→ STATED TASK:
Reproduce the listing below without any change.
--- begin DATASET EXCERPTS ---
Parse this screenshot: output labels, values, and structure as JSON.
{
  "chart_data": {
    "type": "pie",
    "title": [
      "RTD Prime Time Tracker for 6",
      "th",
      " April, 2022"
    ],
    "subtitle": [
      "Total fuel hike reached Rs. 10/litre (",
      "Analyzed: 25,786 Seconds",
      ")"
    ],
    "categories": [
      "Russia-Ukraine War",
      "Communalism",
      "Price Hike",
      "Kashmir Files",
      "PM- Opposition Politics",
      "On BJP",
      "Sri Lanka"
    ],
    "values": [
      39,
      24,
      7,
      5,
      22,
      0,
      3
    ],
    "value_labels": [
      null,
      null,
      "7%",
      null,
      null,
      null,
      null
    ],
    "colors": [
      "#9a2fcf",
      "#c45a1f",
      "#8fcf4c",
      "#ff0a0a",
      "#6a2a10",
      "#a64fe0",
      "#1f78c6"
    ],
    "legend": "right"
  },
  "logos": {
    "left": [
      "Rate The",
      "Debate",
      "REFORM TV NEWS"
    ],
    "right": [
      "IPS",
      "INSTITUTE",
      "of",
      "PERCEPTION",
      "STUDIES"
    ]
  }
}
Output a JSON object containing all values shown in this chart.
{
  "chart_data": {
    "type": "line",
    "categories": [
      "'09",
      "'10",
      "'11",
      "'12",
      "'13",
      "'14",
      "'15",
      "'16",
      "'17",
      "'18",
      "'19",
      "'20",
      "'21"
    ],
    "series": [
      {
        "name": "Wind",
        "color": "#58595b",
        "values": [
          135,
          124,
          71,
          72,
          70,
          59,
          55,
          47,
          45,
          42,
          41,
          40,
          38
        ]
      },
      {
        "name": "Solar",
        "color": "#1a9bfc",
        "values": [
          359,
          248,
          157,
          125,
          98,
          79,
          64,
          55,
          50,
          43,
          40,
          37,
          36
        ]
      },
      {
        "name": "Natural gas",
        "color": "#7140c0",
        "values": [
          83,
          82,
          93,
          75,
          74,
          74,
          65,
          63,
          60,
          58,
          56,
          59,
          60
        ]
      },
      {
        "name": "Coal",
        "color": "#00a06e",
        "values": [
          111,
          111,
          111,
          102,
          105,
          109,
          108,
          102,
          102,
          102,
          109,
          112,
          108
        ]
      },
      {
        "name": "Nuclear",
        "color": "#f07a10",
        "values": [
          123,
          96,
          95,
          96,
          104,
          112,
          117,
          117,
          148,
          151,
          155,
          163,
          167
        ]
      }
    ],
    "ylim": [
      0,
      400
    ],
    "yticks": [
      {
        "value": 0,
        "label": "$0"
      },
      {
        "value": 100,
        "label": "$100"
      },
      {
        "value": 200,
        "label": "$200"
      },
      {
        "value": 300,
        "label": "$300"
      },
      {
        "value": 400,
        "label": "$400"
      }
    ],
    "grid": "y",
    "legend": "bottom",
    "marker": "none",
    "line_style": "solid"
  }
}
--- end DATASET EXCERPTS ---
→ RESPONSE TO THIS TASK:
Parse this screenshot: output labels, values, and structure as JSON.
{
  "chart_data": {
    "type": "pie",
    "title": [
      "RTD Prime Time Tracker for 6",
      "th",
      " April, 2022"
    ],
    "subtitle": [
      "Total fuel hike reached Rs. 10/litre (",
      "Analyzed: 25,786 Seconds",
      ")"
    ],
    "categories": [
      "Russia-Ukraine War",
      "Communalism",
      "Price Hike",
      "Kashmir Files",
      "PM- Opposition Politics",
      "On BJP",
      "Sri Lanka"
    ],
    "values": [
      39,
      24,
      7,
      5,
      22,
      0,
      3
    ],
    "value_labels": [
      null,
      null,
      "7%",
      null,
      null,
      null,
      null
    ],
    "colors": [
      "#9a2fcf",
      "#c45a1f",
      "#8fcf4c",
      "#ff0a0a",
      "#6a2a10",
      "#a64fe0",
      "#1f78c6"
    ],
    "legend": "right"
  },
  "logos": {
    "left": [
      "Rate The",
      "Debate",
      "REFORM TV NEWS"
    ],
    "right": [
      "IPS",
      "INSTITUTE",
      "of",
      "PERCEPTION",
      "STUDIES"
    ]
  }
}
Output a JSON object containing all values shown in this chart.
{
  "chart_data": {
    "type": "line",
    "categories": [
      "'09",
      "'10",
      "'11",
      "'12",
      "'13",
      "'14",
      "'15",
      "'16",
      "'17",
      "'18",
      "'19",
      "'20",
      "'21"
    ],
    "series": [
      {
        "name": "Wind",
        "color": "#58595b",
        "values": [
          135,
          124,
          71,
          72,
          70,
          59,
          55,
          47,
          45,
          42,
          41,
          40,
          38
        ]
      },
      {
        "name": "Solar",
        "color": "#1a9bfc",
        "values": [
          359,
          248,
          157,
          125,
          98,
          79,
          64,
          55,
          50,
          43,
          40,
          37,
          36
        ]
      },
      {
        "name": "Natural gas",
        "color": "#7140c0",
        "values": [
          83,
          82,
          93,
          75,
          74,
          74,
          65,
          63,
          60,
          58,
          56,
          59,
          60
        ]
      },
      {
        "name": "Coal",
        "color": "#00a06e",
        "values": [
          111,
          111,
          111,
          102,
          105,
          109,
          108,
          102,
          102,
          102,
          109,
          112,
          108
        ]
      },
      {
        "name": "Nuclear",
        "color": "#f07a10",
        "values": [
          123,
          96,
          95,
          96,
          104,
          112,
          117,
          117,
          148,
          151,
          155,
          163,
          167
        ]
      }
    ],
    "ylim": [
      0,
      400
    ],
    "yticks": [
      {
        "value": 0,
        "label": "$0"
      },
      {
        "value": 100,
        "label": "$100"
      },
      {
        "value": 200,
        "label": "$200"
      },
      {
        "value": 300,
        "label": "$300"
      },
      {
        "value": 400,
        "label": "$400"
      }
    ],
    "grid": "y",
    "legend": "bottom",
    "marker": "none",
    "line_style": "solid"
  }
}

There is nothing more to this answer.